===== EXERCISE INPUTS

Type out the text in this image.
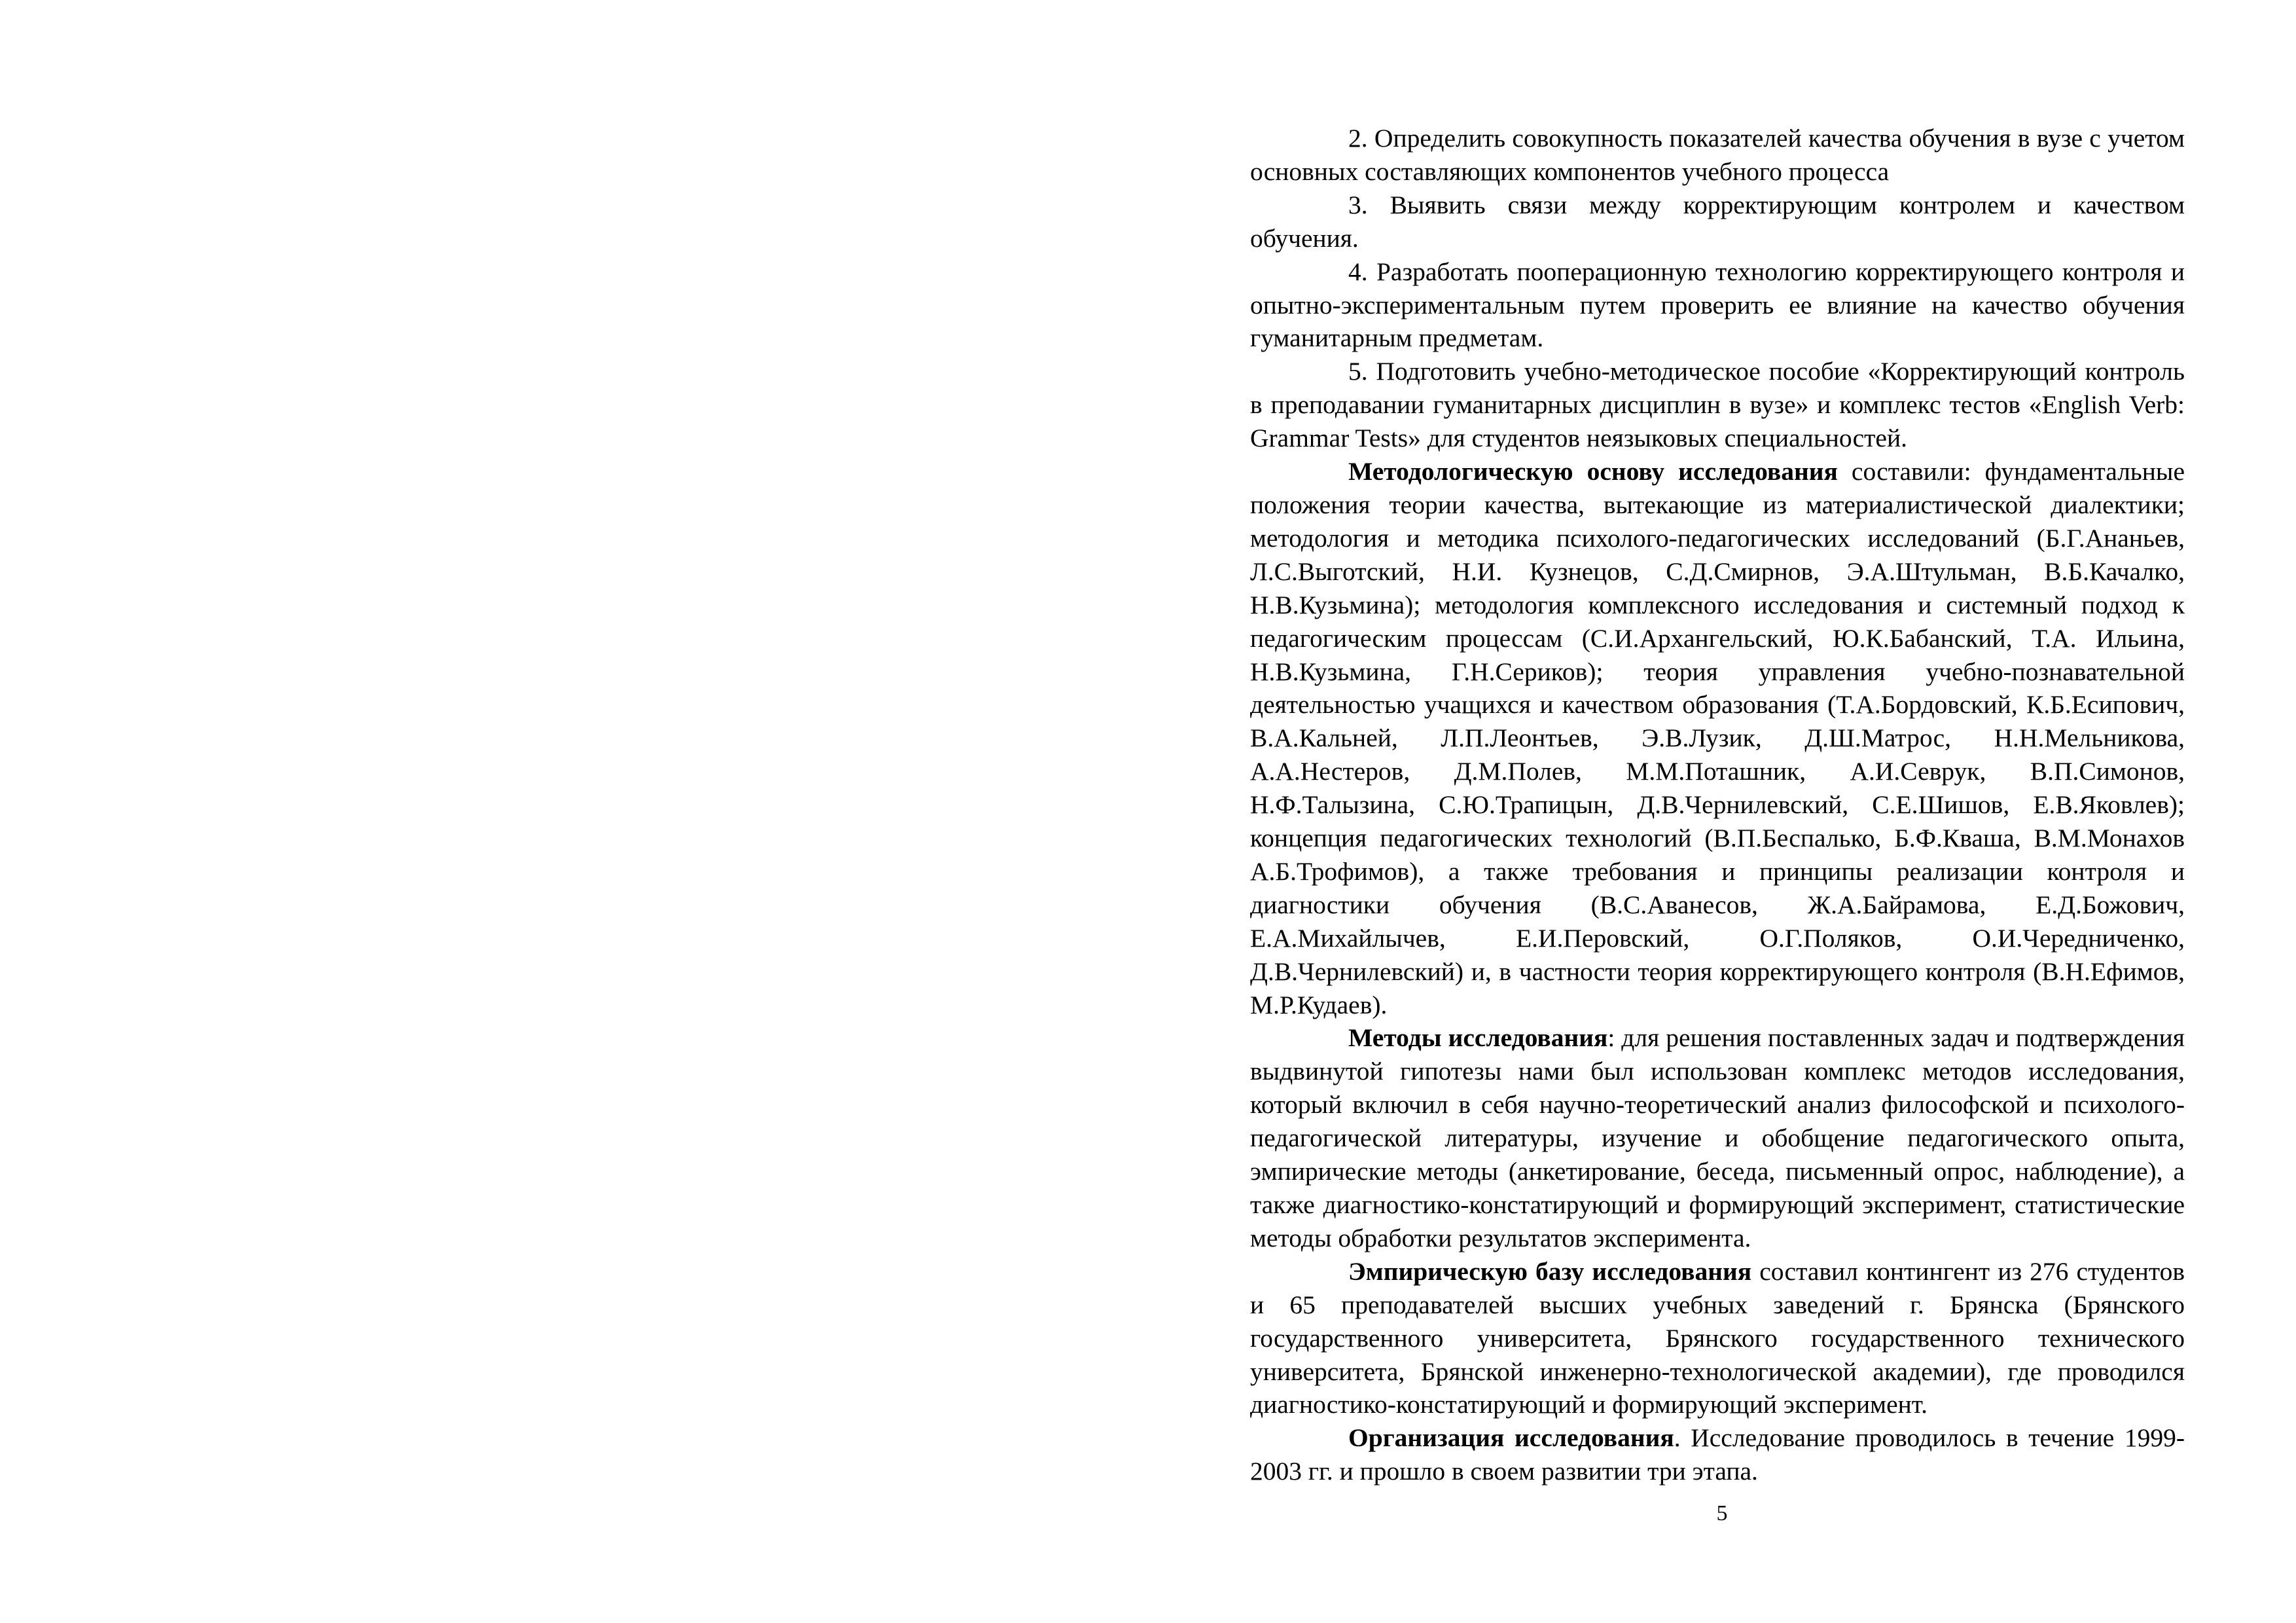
2. Определить совокупность показателей качества обучения в вузе с учетом основных составляющих компонентов учебного процесса

3. Выявить связи между корректирующим контролем и качеством обучения.

4. Разработать пооперационную технологию корректирующего контроля и опытно-экспериментальным путем проверить ее влияние на качество обучения гуманитарным предметам.

5. Подготовить учебно-методическое пособие «Корректирующий контроль в преподавании гуманитарных дисциплин в вузе» и комплекс тестов «English Verb: Grammar Tests» для студентов неязыковых специальностей.

Методологическую основу исследования составили: фундаментальные положения теории качества, вытекающие из материалистической диалектики; методология и методика психолого-педагогических исследований (Б.Г.Ананьев, Л.С.Выготский, Н.И. Кузнецов, С.Д.Смирнов, Э.А.Штульман, В.Б.Качалко, Н.В.Кузьмина); методология комплексного исследования и системный подход к педагогическим процессам (С.И.Архангельский, Ю.К.Бабанский, Т.А. Ильина, Н.В.Кузьмина, Г.Н.Сериков); теория управления учебно-познавательной деятельностью учащихся и качеством образования (Т.А.Бордовский, К.Б.Есипович, В.А.Кальней, Л.П.Леонтьев, Э.В.Лузик, Д.Ш.Матрос, Н.Н.Мельникова, А.А.Нестеров, Д.М.Полев, М.М.Поташник, А.И.Севрук, В.П.Симонов, Н.Ф.Талызина, С.Ю.Трапицын, Д.В.Чернилевский, С.Е.Шишов, Е.В.Яковлев); концепция педагогических технологий (В.П.Беспалько, Б.Ф.Кваша, В.М.Монахов А.Б.Трофимов), а также требования и принципы реализации контроля и диагностики обучения (В.С.Аванесов, Ж.А.Байрамова, Е.Д.Божович, Е.А.Михайлычев, Е.И.Перовский, О.Г.Поляков, О.И.Чередниченко, Д.В.Чернилевский) и, в частности теория корректирующего контроля (В.Н.Ефимов, М.Р.Кудаев).

Методы исследования: для решения поставленных задач и подтверждения выдвинутой гипотезы нами был использован комплекс методов исследования, который включил в себя научно-теоретический анализ философской и психолого-педагогической литературы, изучение и обобщение педагогического опыта, эмпирические методы (анкетирование, беседа, письменный опрос, наблюдение), а также диагностико-констатирующий и формирующий эксперимент, статистические методы обработки результатов эксперимента.

Эмпирическую базу исследования составил контингент из 276 студентов и 65 преподавателей высших учебных заведений г. Брянска (Брянского государственного университета, Брянского государственного технического университета, Брянской инженерно-технологической академии), где проводился диагностико-констатирующий и формирующий эксперимент.

Организация исследования. Исследование проводилось в течение 1999-2003 гг. и прошло в своем развитии три этапа.

5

==========

* TASK DIRECTIONS
Where a line holds "вузе", copy that line.

* FINISHED ANSWER
2. Определить совокупность показателей качества обучения в вузе с учетом основных составляющих компонентов учебного процесса
5. Подготовить учебно-методическое пособие «Корректирующий контроль в преподавании гуманитарных дисциплин в вузе» и комплекс тестов «English Verb: Grammar Tests» для студентов неязыковых специальностей.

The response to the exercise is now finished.